[WHAT TO WORK ON]
Report how many lines contain "JSON". Give the number and nothing else.

[AVAILABLE RECORDS]
● ● ●
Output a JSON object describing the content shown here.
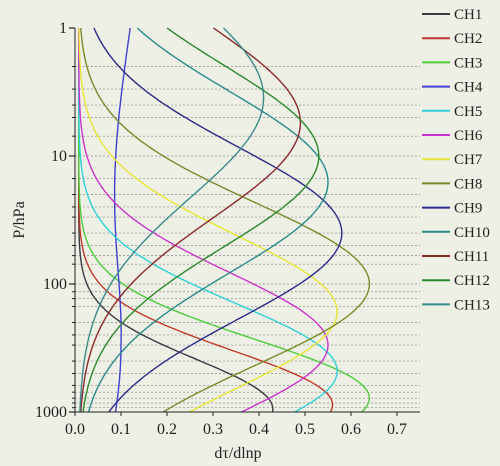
{
  "chart_data": {
    "type": "line",
    "xlabel": "dτ/dlnp",
    "ylabel": "P/hPa",
    "xlim": [
      0,
      0.75
    ],
    "ylim": [
      1000,
      1
    ],
    "y_scale": "log",
    "x_ticks": [
      "0.0",
      "0.1",
      "0.2",
      "0.3",
      "0.4",
      "0.5",
      "0.6",
      "0.7"
    ],
    "y_ticks": [
      {
        "label": "1",
        "value": 1
      },
      {
        "label": "10",
        "value": 10
      },
      {
        "label": "100",
        "value": 100
      },
      {
        "label": "1000",
        "value": 1000
      }
    ],
    "grid_levels": [
      1000,
      925,
      850,
      780,
      700,
      620,
      500,
      400,
      300,
      250,
      200,
      150,
      130,
      115,
      100,
      70,
      60,
      50,
      40,
      30,
      25,
      20,
      15,
      10,
      7,
      5,
      4,
      3,
      2
    ],
    "legend_position": "right",
    "series": [
      {
        "name": "CH1",
        "color": "#3a3a44",
        "peak_value": 0.43,
        "peak_pressure": 950,
        "width": 0.55,
        "floor": 0.008
      },
      {
        "name": "CH2",
        "color": "#c0392b",
        "peak_value": 0.56,
        "peak_pressure": 880,
        "width": 0.6,
        "floor": 0.008
      },
      {
        "name": "CH3",
        "color": "#4dcc3a",
        "peak_value": 0.64,
        "peak_pressure": 780,
        "width": 0.65,
        "floor": 0.008
      },
      {
        "name": "CH4",
        "color": "#3f3fd0",
        "peak_value": 0.1,
        "peak_pressure": 300,
        "width": 1.3,
        "floor": 0.02,
        "start_pressure": 1,
        "start_value": 0.12
      },
      {
        "name": "CH5",
        "color": "#2fd0d8",
        "peak_value": 0.57,
        "peak_pressure": 480,
        "width": 0.75,
        "floor": 0.008
      },
      {
        "name": "CH6",
        "color": "#cc33cc",
        "peak_value": 0.55,
        "peak_pressure": 300,
        "width": 0.8,
        "floor": 0.008
      },
      {
        "name": "CH7",
        "color": "#e6e633",
        "peak_value": 0.57,
        "peak_pressure": 165,
        "width": 0.85,
        "floor": 0.008
      },
      {
        "name": "CH8",
        "color": "#7a8a28",
        "peak_value": 0.64,
        "peak_pressure": 100,
        "width": 0.9,
        "floor": 0.008
      },
      {
        "name": "CH9",
        "color": "#2a2a8a",
        "peak_value": 0.58,
        "peak_pressure": 40,
        "width": 0.95,
        "floor": 0.008
      },
      {
        "name": "CH10",
        "color": "#2a8a8a",
        "peak_value": 0.55,
        "peak_pressure": 16,
        "width": 1.0,
        "floor": 0.008
      },
      {
        "name": "CH11",
        "color": "#8a2a2a",
        "peak_value": 0.49,
        "peak_pressure": 5.5,
        "width": 1.05,
        "floor": 0.008,
        "start_pressure": 1,
        "start_value": 0.15
      },
      {
        "name": "CH12",
        "color": "#2a8a2a",
        "peak_value": 0.53,
        "peak_pressure": 10,
        "width": 1.0,
        "floor": 0.008,
        "start_pressure": 1,
        "start_value": 0.04
      },
      {
        "name": "CH13",
        "color": "#3a8a8a",
        "peak_value": 0.41,
        "peak_pressure": 3.5,
        "width": 1.1,
        "floor": 0.008,
        "start_pressure": 1,
        "start_value": 0.02
      }
    ]
  }
}
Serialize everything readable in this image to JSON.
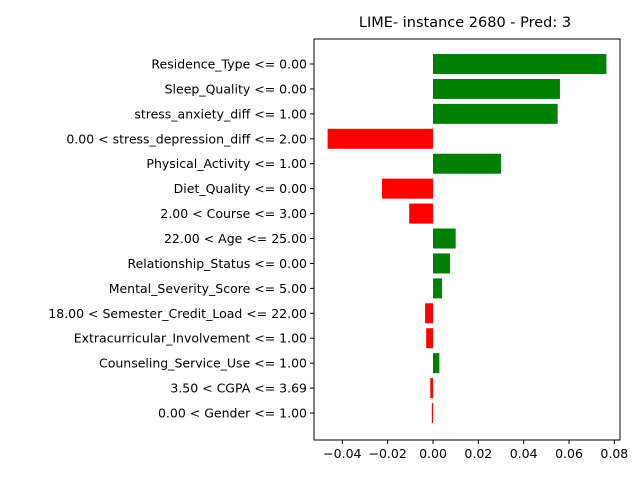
● ● ●
[ANSWER IN FULL]
2